__YOUR OBJECTIVE__
Your task is to extract every line from the material below exactly.

__RECORDS FOR THIS EXERCISE__
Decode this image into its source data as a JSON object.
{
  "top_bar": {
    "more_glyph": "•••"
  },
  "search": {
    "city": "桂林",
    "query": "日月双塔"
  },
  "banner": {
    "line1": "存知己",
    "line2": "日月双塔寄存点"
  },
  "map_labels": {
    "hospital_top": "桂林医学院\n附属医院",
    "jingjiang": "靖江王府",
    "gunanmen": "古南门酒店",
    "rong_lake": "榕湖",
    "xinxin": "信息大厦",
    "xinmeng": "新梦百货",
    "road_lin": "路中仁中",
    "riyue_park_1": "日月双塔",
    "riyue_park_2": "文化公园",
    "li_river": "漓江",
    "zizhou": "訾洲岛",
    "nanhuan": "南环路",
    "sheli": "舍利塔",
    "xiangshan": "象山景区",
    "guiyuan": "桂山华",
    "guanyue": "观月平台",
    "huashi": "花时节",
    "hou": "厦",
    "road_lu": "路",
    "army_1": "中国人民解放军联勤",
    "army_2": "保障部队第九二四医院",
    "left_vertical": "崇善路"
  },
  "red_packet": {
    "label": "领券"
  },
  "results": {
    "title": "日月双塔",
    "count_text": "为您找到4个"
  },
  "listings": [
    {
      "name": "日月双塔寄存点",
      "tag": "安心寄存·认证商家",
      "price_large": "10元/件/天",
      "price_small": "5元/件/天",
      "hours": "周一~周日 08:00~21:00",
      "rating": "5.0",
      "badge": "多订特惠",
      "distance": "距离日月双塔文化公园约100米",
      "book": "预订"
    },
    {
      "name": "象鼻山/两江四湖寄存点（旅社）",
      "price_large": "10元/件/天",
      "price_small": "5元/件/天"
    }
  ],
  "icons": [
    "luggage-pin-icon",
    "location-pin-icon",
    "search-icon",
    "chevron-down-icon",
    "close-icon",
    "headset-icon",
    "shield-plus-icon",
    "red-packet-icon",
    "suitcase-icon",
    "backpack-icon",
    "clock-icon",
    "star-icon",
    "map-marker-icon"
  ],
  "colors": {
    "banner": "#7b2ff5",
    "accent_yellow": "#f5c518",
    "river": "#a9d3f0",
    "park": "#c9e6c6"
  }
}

__COMPLETED TASK__
Decode this image into its source data as a JSON object.
{
  "top_bar": {
    "more_glyph": "•••"
  },
  "search": {
    "city": "桂林",
    "query": "日月双塔"
  },
  "banner": {
    "line1": "存知己",
    "line2": "日月双塔寄存点"
  },
  "map_labels": {
    "hospital_top": "桂林医学院\n附属医院",
    "jingjiang": "靖江王府",
    "gunanmen": "古南门酒店",
    "rong_lake": "榕湖",
    "xinxin": "信息大厦",
    "xinmeng": "新梦百货",
    "road_lin": "路中仁中",
    "riyue_park_1": "日月双塔",
    "riyue_park_2": "文化公园",
    "li_river": "漓江",
    "zizhou": "訾洲岛",
    "nanhuan": "南环路",
    "sheli": "舍利塔",
    "xiangshan": "象山景区",
    "guiyuan": "桂山华",
    "guanyue": "观月平台",
    "huashi": "花时节",
    "hou": "厦",
    "road_lu": "路",
    "army_1": "中国人民解放军联勤",
    "army_2": "保障部队第九二四医院",
    "left_vertical": "崇善路"
  },
  "red_packet": {
    "label": "领券"
  },
  "results": {
    "title": "日月双塔",
    "count_text": "为您找到4个"
  },
  "listings": [
    {
      "name": "日月双塔寄存点",
      "tag": "安心寄存·认证商家",
      "price_large": "10元/件/天",
      "price_small": "5元/件/天",
      "hours": "周一~周日 08:00~21:00",
      "rating": "5.0",
      "badge": "多订特惠",
      "distance": "距离日月双塔文化公园约100米",
      "book": "预订"
    },
    {
      "name": "象鼻山/两江四湖寄存点（旅社）",
      "price_large": "10元/件/天",
      "price_small": "5元/件/天"
    }
  ],
  "icons": [
    "luggage-pin-icon",
    "location-pin-icon",
    "search-icon",
    "chevron-down-icon",
    "close-icon",
    "headset-icon",
    "shield-plus-icon",
    "red-packet-icon",
    "suitcase-icon",
    "backpack-icon",
    "clock-icon",
    "star-icon",
    "map-marker-icon"
  ],
  "colors": {
    "banner": "#7b2ff5",
    "accent_yellow": "#f5c518",
    "river": "#a9d3f0",
    "park": "#c9e6c6"
  }
}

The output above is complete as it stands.